Turn each line of the listing below into a numbered list, leaving out any blank lines.
— BEGIN Supplied records —
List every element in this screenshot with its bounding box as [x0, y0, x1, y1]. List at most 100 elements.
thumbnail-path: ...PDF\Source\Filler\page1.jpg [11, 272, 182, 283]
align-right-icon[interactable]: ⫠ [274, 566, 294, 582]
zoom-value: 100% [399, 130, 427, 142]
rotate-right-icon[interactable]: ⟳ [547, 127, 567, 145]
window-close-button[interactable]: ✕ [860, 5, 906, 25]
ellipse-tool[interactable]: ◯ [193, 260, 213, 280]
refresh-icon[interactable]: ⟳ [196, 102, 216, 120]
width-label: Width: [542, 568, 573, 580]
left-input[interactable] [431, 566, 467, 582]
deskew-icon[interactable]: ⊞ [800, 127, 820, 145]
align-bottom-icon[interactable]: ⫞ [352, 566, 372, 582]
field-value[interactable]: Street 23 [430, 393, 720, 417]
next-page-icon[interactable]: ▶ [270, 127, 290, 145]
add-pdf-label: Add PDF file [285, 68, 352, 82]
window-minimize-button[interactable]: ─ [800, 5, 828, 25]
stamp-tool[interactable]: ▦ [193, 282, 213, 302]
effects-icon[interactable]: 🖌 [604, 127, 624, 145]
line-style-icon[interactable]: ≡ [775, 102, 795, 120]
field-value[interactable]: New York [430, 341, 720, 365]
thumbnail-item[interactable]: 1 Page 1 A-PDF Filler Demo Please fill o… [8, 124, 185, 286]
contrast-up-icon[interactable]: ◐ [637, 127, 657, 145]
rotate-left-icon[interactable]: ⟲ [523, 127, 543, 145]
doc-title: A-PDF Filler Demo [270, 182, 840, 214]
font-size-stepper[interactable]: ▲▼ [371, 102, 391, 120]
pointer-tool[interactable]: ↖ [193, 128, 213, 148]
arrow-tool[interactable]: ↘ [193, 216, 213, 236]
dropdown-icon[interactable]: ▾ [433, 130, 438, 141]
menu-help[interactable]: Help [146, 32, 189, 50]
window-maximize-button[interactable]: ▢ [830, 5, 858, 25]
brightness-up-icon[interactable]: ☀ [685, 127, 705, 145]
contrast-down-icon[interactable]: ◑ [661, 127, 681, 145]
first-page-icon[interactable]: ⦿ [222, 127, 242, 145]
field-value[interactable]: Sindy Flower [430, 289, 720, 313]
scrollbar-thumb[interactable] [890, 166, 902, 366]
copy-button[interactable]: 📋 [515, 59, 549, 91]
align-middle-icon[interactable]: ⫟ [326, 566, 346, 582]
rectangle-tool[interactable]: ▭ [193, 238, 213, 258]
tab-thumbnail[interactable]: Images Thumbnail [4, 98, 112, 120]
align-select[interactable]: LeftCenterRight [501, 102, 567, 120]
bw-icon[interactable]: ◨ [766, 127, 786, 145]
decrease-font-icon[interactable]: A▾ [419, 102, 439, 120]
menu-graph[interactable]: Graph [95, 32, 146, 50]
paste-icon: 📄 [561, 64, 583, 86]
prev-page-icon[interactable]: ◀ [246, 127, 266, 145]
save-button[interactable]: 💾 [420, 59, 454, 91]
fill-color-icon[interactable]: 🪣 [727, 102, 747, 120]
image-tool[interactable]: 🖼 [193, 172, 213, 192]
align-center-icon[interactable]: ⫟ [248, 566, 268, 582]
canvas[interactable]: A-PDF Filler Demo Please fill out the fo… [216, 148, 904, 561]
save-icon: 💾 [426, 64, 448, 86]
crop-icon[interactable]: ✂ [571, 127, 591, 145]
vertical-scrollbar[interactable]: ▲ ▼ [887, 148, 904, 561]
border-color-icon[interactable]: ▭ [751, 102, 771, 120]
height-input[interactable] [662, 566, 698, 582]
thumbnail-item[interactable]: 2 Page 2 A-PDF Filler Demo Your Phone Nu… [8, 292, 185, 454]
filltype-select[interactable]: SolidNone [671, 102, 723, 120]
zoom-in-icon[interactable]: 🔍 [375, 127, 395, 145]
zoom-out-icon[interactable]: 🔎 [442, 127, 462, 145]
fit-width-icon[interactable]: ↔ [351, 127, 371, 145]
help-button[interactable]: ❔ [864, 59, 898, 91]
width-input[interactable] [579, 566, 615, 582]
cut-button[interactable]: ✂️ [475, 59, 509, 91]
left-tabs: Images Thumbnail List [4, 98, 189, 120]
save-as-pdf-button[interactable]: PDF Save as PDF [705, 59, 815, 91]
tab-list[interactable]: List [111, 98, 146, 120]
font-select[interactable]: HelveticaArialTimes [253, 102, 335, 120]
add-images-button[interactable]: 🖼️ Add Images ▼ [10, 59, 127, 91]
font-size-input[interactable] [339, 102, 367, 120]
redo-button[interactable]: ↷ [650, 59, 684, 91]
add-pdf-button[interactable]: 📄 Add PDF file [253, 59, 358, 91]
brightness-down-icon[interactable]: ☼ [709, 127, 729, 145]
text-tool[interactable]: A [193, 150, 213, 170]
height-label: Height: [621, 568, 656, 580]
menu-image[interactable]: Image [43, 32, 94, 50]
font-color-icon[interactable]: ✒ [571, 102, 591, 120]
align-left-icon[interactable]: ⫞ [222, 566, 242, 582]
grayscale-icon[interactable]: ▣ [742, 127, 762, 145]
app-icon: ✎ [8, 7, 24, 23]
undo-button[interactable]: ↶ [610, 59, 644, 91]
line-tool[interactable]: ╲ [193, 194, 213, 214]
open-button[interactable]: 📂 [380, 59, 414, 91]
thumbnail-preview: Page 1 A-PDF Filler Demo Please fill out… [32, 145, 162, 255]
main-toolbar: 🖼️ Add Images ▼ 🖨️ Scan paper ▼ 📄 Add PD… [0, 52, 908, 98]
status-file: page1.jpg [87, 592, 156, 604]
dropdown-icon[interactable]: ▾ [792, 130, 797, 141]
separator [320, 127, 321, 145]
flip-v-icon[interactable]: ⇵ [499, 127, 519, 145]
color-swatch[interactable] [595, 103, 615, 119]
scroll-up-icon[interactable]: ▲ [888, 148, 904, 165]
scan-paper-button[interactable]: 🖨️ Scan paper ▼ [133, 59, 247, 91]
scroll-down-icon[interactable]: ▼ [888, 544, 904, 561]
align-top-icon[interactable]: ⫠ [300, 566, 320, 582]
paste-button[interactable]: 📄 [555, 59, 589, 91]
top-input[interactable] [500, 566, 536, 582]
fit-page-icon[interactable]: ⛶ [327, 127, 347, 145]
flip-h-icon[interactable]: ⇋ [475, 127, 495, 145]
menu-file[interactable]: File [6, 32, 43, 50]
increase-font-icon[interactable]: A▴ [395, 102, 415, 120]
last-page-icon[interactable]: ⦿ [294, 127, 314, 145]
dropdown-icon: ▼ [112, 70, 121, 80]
— END Supplied records —
> [Final result]
1. List every element in this screenshot with its bounding box as [x0, y0, x1, y1]. List at most 100 elements.
2. thumbnail-path: ...PDF\Source\Filler\page1.jpg [11, 272, 182, 283]
3. align-right-icon[interactable]: ⫠ [274, 566, 294, 582]
4. zoom-value: 100% [399, 130, 427, 142]
5. rotate-right-icon[interactable]: ⟳ [547, 127, 567, 145]
6. window-close-button[interactable]: ✕ [860, 5, 906, 25]
7. ellipse-tool[interactable]: ◯ [193, 260, 213, 280]
8. refresh-icon[interactable]: ⟳ [196, 102, 216, 120]
9. width-label: Width: [542, 568, 573, 580]
10. left-input[interactable] [431, 566, 467, 582]
11. deskew-icon[interactable]: ⊞ [800, 127, 820, 145]
12. align-bottom-icon[interactable]: ⫞ [352, 566, 372, 582]
13. field-value[interactable]: Street 23 [430, 393, 720, 417]
14. next-page-icon[interactable]: ▶ [270, 127, 290, 145]
15. add-pdf-label: Add PDF file [285, 68, 352, 82]
16. window-minimize-button[interactable]: ─ [800, 5, 828, 25]
17. stamp-tool[interactable]: ▦ [193, 282, 213, 302]
18. effects-icon[interactable]: 🖌 [604, 127, 624, 145]
19. line-style-icon[interactable]: ≡ [775, 102, 795, 120]
20. field-value[interactable]: New York [430, 341, 720, 365]
21. thumbnail-item[interactable]: 1 Page 1 A-PDF Filler Demo Please fill o… [8, 124, 185, 286]
22. contrast-up-icon[interactable]: ◐ [637, 127, 657, 145]
23. rotate-left-icon[interactable]: ⟲ [523, 127, 543, 145]
24. doc-title: A-PDF Filler Demo [270, 182, 840, 214]
25. font-size-stepper[interactable]: ▲▼ [371, 102, 391, 120]
26. pointer-tool[interactable]: ↖ [193, 128, 213, 148]
27. arrow-tool[interactable]: ↘ [193, 216, 213, 236]
28. dropdown-icon[interactable]: ▾ [433, 130, 438, 141]
29. menu-help[interactable]: Help [146, 32, 189, 50]
30. window-maximize-button[interactable]: ▢ [830, 5, 858, 25]
31. brightness-up-icon[interactable]: ☀ [685, 127, 705, 145]
32. contrast-down-icon[interactable]: ◑ [661, 127, 681, 145]
33. first-page-icon[interactable]: ⦿ [222, 127, 242, 145]
34. field-value[interactable]: Sindy Flower [430, 289, 720, 313]
35. scrollbar-thumb[interactable] [890, 166, 902, 366]
36. copy-button[interactable]: 📋 [515, 59, 549, 91]
37. align-middle-icon[interactable]: ⫟ [326, 566, 346, 582]
38. rectangle-tool[interactable]: ▭ [193, 238, 213, 258]
39. tab-thumbnail[interactable]: Images Thumbnail [4, 98, 112, 120]
40. align-select[interactable]: LeftCenterRight [501, 102, 567, 120]
41. bw-icon[interactable]: ◨ [766, 127, 786, 145]
42. decrease-font-icon[interactable]: A▾ [419, 102, 439, 120]
43. menu-graph[interactable]: Graph [95, 32, 146, 50]
44. paste-icon: 📄 [561, 64, 583, 86]
45. prev-page-icon[interactable]: ◀ [246, 127, 266, 145]
46. save-button[interactable]: 💾 [420, 59, 454, 91]
47. fill-color-icon[interactable]: 🪣 [727, 102, 747, 120]
48. image-tool[interactable]: 🖼 [193, 172, 213, 192]
49. align-center-icon[interactable]: ⫟ [248, 566, 268, 582]
50. canvas[interactable]: A-PDF Filler Demo Please fill out the fo… [216, 148, 904, 561]
51. save-icon: 💾 [426, 64, 448, 86]
52. crop-icon[interactable]: ✂ [571, 127, 591, 145]
53. vertical-scrollbar[interactable]: ▲ ▼ [887, 148, 904, 561]
54. border-color-icon[interactable]: ▭ [751, 102, 771, 120]
55. height-input[interactable] [662, 566, 698, 582]
56. thumbnail-item[interactable]: 2 Page 2 A-PDF Filler Demo Your Phone Nu… [8, 292, 185, 454]
57. filltype-select[interactable]: SolidNone [671, 102, 723, 120]
58. zoom-in-icon[interactable]: 🔍 [375, 127, 395, 145]
59. zoom-out-icon[interactable]: 🔎 [442, 127, 462, 145]
60. fit-width-icon[interactable]: ↔ [351, 127, 371, 145]
61. help-button[interactable]: ❔ [864, 59, 898, 91]
62. width-input[interactable] [579, 566, 615, 582]
63. cut-button[interactable]: ✂️ [475, 59, 509, 91]
64. left-tabs: Images Thumbnail List [4, 98, 189, 120]
65. save-as-pdf-button[interactable]: PDF Save as PDF [705, 59, 815, 91]
66. tab-list[interactable]: List [111, 98, 146, 120]
67. font-select[interactable]: HelveticaArialTimes [253, 102, 335, 120]
68. add-images-button[interactable]: 🖼️ Add Images ▼ [10, 59, 127, 91]
69. font-size-input[interactable] [339, 102, 367, 120]
70. redo-button[interactable]: ↷ [650, 59, 684, 91]
71. add-pdf-button[interactable]: 📄 Add PDF file [253, 59, 358, 91]
72. brightness-down-icon[interactable]: ☼ [709, 127, 729, 145]
73. text-tool[interactable]: A [193, 150, 213, 170]
74. height-label: Height: [621, 568, 656, 580]
75. menu-image[interactable]: Image [43, 32, 94, 50]
76. font-color-icon[interactable]: ✒ [571, 102, 591, 120]
77. align-left-icon[interactable]: ⫞ [222, 566, 242, 582]
78. grayscale-icon[interactable]: ▣ [742, 127, 762, 145]
79. app-icon: ✎ [8, 7, 24, 23]
80. undo-button[interactable]: ↶ [610, 59, 644, 91]
81. line-tool[interactable]: ╲ [193, 194, 213, 214]
82. open-button[interactable]: 📂 [380, 59, 414, 91]
83. thumbnail-preview: Page 1 A-PDF Filler Demo Please fill out… [32, 145, 162, 255]
84. main-toolbar: 🖼️ Add Images ▼ 🖨️ Scan paper ▼ 📄 Add PD… [0, 52, 908, 98]
85. status-file: page1.jpg [87, 592, 156, 604]
86. dropdown-icon[interactable]: ▾ [792, 130, 797, 141]
87. separator [320, 127, 321, 145]
88. flip-v-icon[interactable]: ⇵ [499, 127, 519, 145]
89. color-swatch[interactable] [595, 103, 615, 119]
90. scroll-up-icon[interactable]: ▲ [888, 148, 904, 165]
91. scan-paper-button[interactable]: 🖨️ Scan paper ▼ [133, 59, 247, 91]
92. scroll-down-icon[interactable]: ▼ [888, 544, 904, 561]
93. align-top-icon[interactable]: ⫠ [300, 566, 320, 582]
94. paste-button[interactable]: 📄 [555, 59, 589, 91]
95. top-input[interactable] [500, 566, 536, 582]
96. fit-page-icon[interactable]: ⛶ [327, 127, 347, 145]
97. flip-h-icon[interactable]: ⇋ [475, 127, 495, 145]
98. menu-file[interactable]: File [6, 32, 43, 50]
99. increase-font-icon[interactable]: A▴ [395, 102, 415, 120]
100. last-page-icon[interactable]: ⦿ [294, 127, 314, 145]
101. dropdown-icon: ▼ [112, 70, 121, 80]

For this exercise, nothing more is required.